* **Instructions for the task**
Copy out the listing exactly.

* **Supplied records**
---+---
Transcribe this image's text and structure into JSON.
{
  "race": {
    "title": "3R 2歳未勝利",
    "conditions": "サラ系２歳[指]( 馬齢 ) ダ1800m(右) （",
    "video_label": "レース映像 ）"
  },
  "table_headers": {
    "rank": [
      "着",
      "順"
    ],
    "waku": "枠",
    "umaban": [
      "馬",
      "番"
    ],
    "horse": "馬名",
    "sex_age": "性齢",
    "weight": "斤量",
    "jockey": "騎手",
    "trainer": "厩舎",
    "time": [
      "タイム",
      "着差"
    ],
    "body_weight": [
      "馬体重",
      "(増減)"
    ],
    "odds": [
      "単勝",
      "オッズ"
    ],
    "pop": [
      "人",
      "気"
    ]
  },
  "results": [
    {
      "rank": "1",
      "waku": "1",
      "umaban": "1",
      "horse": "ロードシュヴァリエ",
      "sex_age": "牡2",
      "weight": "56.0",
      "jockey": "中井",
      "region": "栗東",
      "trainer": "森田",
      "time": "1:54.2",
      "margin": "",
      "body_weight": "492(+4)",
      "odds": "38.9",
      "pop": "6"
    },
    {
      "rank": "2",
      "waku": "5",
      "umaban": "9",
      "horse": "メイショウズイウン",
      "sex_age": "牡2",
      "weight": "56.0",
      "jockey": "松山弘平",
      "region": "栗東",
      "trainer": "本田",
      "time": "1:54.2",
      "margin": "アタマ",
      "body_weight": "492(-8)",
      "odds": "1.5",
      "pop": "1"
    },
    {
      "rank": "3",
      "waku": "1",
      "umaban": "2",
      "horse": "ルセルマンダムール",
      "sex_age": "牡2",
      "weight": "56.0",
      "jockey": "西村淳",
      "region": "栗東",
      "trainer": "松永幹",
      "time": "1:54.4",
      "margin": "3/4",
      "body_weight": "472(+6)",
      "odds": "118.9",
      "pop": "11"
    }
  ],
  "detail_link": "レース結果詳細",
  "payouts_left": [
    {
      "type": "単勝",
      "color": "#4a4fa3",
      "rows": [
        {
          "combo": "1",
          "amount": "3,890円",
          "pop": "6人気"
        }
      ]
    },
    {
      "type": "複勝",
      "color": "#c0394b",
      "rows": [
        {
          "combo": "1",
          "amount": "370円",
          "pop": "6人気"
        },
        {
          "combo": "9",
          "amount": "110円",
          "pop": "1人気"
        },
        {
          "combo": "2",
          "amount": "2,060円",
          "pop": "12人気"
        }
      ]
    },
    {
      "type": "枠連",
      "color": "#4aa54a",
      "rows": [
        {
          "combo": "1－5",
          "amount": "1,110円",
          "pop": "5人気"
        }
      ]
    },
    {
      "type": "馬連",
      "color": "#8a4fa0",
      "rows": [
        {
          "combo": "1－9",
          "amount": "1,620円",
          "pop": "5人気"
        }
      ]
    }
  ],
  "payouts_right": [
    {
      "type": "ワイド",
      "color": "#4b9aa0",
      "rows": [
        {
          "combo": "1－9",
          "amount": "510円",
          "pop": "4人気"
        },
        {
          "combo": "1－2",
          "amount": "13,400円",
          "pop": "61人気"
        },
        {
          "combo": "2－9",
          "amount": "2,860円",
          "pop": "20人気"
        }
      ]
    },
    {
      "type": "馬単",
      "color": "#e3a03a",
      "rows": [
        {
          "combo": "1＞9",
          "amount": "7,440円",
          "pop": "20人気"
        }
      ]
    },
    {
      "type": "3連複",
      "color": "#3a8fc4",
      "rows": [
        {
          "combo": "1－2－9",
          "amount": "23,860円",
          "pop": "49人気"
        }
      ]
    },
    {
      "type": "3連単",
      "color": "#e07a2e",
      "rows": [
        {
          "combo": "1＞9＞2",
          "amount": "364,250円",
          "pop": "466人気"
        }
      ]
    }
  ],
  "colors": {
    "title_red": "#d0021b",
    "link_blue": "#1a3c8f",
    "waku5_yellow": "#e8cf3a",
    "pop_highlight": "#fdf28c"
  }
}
---+---
* **Exercise output**
Transcribe this image's text and structure into JSON.
{
  "race": {
    "title": "3R 2歳未勝利",
    "conditions": "サラ系２歳[指]( 馬齢 ) ダ1800m(右) （",
    "video_label": "レース映像 ）"
  },
  "table_headers": {
    "rank": [
      "着",
      "順"
    ],
    "waku": "枠",
    "umaban": [
      "馬",
      "番"
    ],
    "horse": "馬名",
    "sex_age": "性齢",
    "weight": "斤量",
    "jockey": "騎手",
    "trainer": "厩舎",
    "time": [
      "タイム",
      "着差"
    ],
    "body_weight": [
      "馬体重",
      "(増減)"
    ],
    "odds": [
      "単勝",
      "オッズ"
    ],
    "pop": [
      "人",
      "気"
    ]
  },
  "results": [
    {
      "rank": "1",
      "waku": "1",
      "umaban": "1",
      "horse": "ロードシュヴァリエ",
      "sex_age": "牡2",
      "weight": "56.0",
      "jockey": "中井",
      "region": "栗東",
      "trainer": "森田",
      "time": "1:54.2",
      "margin": "",
      "body_weight": "492(+4)",
      "odds": "38.9",
      "pop": "6"
    },
    {
      "rank": "2",
      "waku": "5",
      "umaban": "9",
      "horse": "メイショウズイウン",
      "sex_age": "牡2",
      "weight": "56.0",
      "jockey": "松山弘平",
      "region": "栗東",
      "trainer": "本田",
      "time": "1:54.2",
      "margin": "アタマ",
      "body_weight": "492(-8)",
      "odds": "1.5",
      "pop": "1"
    },
    {
      "rank": "3",
      "waku": "1",
      "umaban": "2",
      "horse": "ルセルマンダムール",
      "sex_age": "牡2",
      "weight": "56.0",
      "jockey": "西村淳",
      "region": "栗東",
      "trainer": "松永幹",
      "time": "1:54.4",
      "margin": "3/4",
      "body_weight": "472(+6)",
      "odds": "118.9",
      "pop": "11"
    }
  ],
  "detail_link": "レース結果詳細",
  "payouts_left": [
    {
      "type": "単勝",
      "color": "#4a4fa3",
      "rows": [
        {
          "combo": "1",
          "amount": "3,890円",
          "pop": "6人気"
        }
      ]
    },
    {
      "type": "複勝",
      "color": "#c0394b",
      "rows": [
        {
          "combo": "1",
          "amount": "370円",
          "pop": "6人気"
        },
        {
          "combo": "9",
          "amount": "110円",
          "pop": "1人気"
        },
        {
          "combo": "2",
          "amount": "2,060円",
          "pop": "12人気"
        }
      ]
    },
    {
      "type": "枠連",
      "color": "#4aa54a",
      "rows": [
        {
          "combo": "1－5",
          "amount": "1,110円",
          "pop": "5人気"
        }
      ]
    },
    {
      "type": "馬連",
      "color": "#8a4fa0",
      "rows": [
        {
          "combo": "1－9",
          "amount": "1,620円",
          "pop": "5人気"
        }
      ]
    }
  ],
  "payouts_right": [
    {
      "type": "ワイド",
      "color": "#4b9aa0",
      "rows": [
        {
          "combo": "1－9",
          "amount": "510円",
          "pop": "4人気"
        },
        {
          "combo": "1－2",
          "amount": "13,400円",
          "pop": "61人気"
        },
        {
          "combo": "2－9",
          "amount": "2,860円",
          "pop": "20人気"
        }
      ]
    },
    {
      "type": "馬単",
      "color": "#e3a03a",
      "rows": [
        {
          "combo": "1＞9",
          "amount": "7,440円",
          "pop": "20人気"
        }
      ]
    },
    {
      "type": "3連複",
      "color": "#3a8fc4",
      "rows": [
        {
          "combo": "1－2－9",
          "amount": "23,860円",
          "pop": "49人気"
        }
      ]
    },
    {
      "type": "3連単",
      "color": "#e07a2e",
      "rows": [
        {
          "combo": "1＞9＞2",
          "amount": "364,250円",
          "pop": "466人気"
        }
      ]
    }
  ],
  "colors": {
    "title_red": "#d0021b",
    "link_blue": "#1a3c8f",
    "waku5_yellow": "#e8cf3a",
    "pop_highlight": "#fdf28c"
  }
}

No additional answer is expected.